TASK INPUTS:
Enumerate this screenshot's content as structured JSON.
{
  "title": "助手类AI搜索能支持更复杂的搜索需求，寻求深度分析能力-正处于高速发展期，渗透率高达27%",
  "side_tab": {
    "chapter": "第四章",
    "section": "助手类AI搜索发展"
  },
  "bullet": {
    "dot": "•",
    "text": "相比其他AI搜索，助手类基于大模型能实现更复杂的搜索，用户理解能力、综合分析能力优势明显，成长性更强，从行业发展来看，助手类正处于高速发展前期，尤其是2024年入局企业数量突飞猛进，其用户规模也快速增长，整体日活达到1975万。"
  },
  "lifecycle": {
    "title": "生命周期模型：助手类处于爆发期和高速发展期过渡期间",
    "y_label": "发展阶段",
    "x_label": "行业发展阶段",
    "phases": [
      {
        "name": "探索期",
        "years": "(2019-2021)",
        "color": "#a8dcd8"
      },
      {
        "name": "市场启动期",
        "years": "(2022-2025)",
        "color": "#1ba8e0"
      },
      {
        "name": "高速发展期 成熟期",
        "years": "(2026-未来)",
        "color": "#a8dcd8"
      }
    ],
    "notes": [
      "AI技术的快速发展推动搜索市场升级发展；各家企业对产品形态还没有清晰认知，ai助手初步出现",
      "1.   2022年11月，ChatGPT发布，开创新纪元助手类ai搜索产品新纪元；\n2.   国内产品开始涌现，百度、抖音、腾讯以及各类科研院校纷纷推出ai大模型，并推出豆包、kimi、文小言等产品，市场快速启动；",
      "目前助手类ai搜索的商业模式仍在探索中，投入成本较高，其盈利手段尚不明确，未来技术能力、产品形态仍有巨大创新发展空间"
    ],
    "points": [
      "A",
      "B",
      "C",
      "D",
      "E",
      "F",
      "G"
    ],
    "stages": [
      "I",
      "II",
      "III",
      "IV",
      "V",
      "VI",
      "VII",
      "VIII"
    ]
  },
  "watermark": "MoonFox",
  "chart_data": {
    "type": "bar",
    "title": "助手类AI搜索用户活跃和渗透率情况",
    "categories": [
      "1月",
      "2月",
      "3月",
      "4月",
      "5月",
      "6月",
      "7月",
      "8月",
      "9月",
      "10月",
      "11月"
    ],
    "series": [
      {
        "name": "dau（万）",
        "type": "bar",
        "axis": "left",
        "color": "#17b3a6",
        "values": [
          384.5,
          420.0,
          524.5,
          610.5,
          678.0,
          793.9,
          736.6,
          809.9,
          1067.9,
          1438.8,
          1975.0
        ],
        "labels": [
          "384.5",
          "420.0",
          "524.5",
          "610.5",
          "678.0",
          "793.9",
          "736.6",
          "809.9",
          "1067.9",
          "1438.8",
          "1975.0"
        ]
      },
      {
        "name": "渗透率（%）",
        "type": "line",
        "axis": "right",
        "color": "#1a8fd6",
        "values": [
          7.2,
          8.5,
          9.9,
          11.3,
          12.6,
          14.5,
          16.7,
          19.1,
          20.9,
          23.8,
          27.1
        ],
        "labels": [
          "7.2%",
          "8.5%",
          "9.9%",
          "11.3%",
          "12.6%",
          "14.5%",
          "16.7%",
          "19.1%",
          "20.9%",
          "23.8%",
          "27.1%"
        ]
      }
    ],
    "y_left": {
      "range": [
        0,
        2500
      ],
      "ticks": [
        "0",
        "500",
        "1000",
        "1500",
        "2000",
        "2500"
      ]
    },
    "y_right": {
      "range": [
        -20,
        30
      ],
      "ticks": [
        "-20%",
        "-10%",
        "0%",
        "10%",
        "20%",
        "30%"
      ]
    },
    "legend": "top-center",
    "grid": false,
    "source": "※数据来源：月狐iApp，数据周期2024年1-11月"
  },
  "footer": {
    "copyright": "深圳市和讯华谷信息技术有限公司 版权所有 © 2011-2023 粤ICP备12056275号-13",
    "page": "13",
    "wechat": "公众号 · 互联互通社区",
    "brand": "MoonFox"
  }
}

GOAL:
Repeat the records exactly, including every line.

EXERCISE OUTPUT:
Enumerate this screenshot's content as structured JSON.
{
  "title": "助手类AI搜索能支持更复杂的搜索需求，寻求深度分析能力-正处于高速发展期，渗透率高达27%",
  "side_tab": {
    "chapter": "第四章",
    "section": "助手类AI搜索发展"
  },
  "bullet": {
    "dot": "•",
    "text": "相比其他AI搜索，助手类基于大模型能实现更复杂的搜索，用户理解能力、综合分析能力优势明显，成长性更强，从行业发展来看，助手类正处于高速发展前期，尤其是2024年入局企业数量突飞猛进，其用户规模也快速增长，整体日活达到1975万。"
  },
  "lifecycle": {
    "title": "生命周期模型：助手类处于爆发期和高速发展期过渡期间",
    "y_label": "发展阶段",
    "x_label": "行业发展阶段",
    "phases": [
      {
        "name": "探索期",
        "years": "(2019-2021)",
        "color": "#a8dcd8"
      },
      {
        "name": "市场启动期",
        "years": "(2022-2025)",
        "color": "#1ba8e0"
      },
      {
        "name": "高速发展期 成熟期",
        "years": "(2026-未来)",
        "color": "#a8dcd8"
      }
    ],
    "notes": [
      "AI技术的快速发展推动搜索市场升级发展；各家企业对产品形态还没有清晰认知，ai助手初步出现",
      "1.   2022年11月，ChatGPT发布，开创新纪元助手类ai搜索产品新纪元；\n2.   国内产品开始涌现，百度、抖音、腾讯以及各类科研院校纷纷推出ai大模型，并推出豆包、kimi、文小言等产品，市场快速启动；",
      "目前助手类ai搜索的商业模式仍在探索中，投入成本较高，其盈利手段尚不明确，未来技术能力、产品形态仍有巨大创新发展空间"
    ],
    "points": [
      "A",
      "B",
      "C",
      "D",
      "E",
      "F",
      "G"
    ],
    "stages": [
      "I",
      "II",
      "III",
      "IV",
      "V",
      "VI",
      "VII",
      "VIII"
    ]
  },
  "watermark": "MoonFox",
  "chart_data": {
    "type": "bar",
    "title": "助手类AI搜索用户活跃和渗透率情况",
    "categories": [
      "1月",
      "2月",
      "3月",
      "4月",
      "5月",
      "6月",
      "7月",
      "8月",
      "9月",
      "10月",
      "11月"
    ],
    "series": [
      {
        "name": "dau（万）",
        "type": "bar",
        "axis": "left",
        "color": "#17b3a6",
        "values": [
          384.5,
          420.0,
          524.5,
          610.5,
          678.0,
          793.9,
          736.6,
          809.9,
          1067.9,
          1438.8,
          1975.0
        ],
        "labels": [
          "384.5",
          "420.0",
          "524.5",
          "610.5",
          "678.0",
          "793.9",
          "736.6",
          "809.9",
          "1067.9",
          "1438.8",
          "1975.0"
        ]
      },
      {
        "name": "渗透率（%）",
        "type": "line",
        "axis": "right",
        "color": "#1a8fd6",
        "values": [
          7.2,
          8.5,
          9.9,
          11.3,
          12.6,
          14.5,
          16.7,
          19.1,
          20.9,
          23.8,
          27.1
        ],
        "labels": [
          "7.2%",
          "8.5%",
          "9.9%",
          "11.3%",
          "12.6%",
          "14.5%",
          "16.7%",
          "19.1%",
          "20.9%",
          "23.8%",
          "27.1%"
        ]
      }
    ],
    "y_left": {
      "range": [
        0,
        2500
      ],
      "ticks": [
        "0",
        "500",
        "1000",
        "1500",
        "2000",
        "2500"
      ]
    },
    "y_right": {
      "range": [
        -20,
        30
      ],
      "ticks": [
        "-20%",
        "-10%",
        "0%",
        "10%",
        "20%",
        "30%"
      ]
    },
    "legend": "top-center",
    "grid": false,
    "source": "※数据来源：月狐iApp，数据周期2024年1-11月"
  },
  "footer": {
    "copyright": "深圳市和讯华谷信息技术有限公司 版权所有 © 2011-2023 粤ICP备12056275号-13",
    "page": "13",
    "wechat": "公众号 · 互联互通社区",
    "brand": "MoonFox"
  }
}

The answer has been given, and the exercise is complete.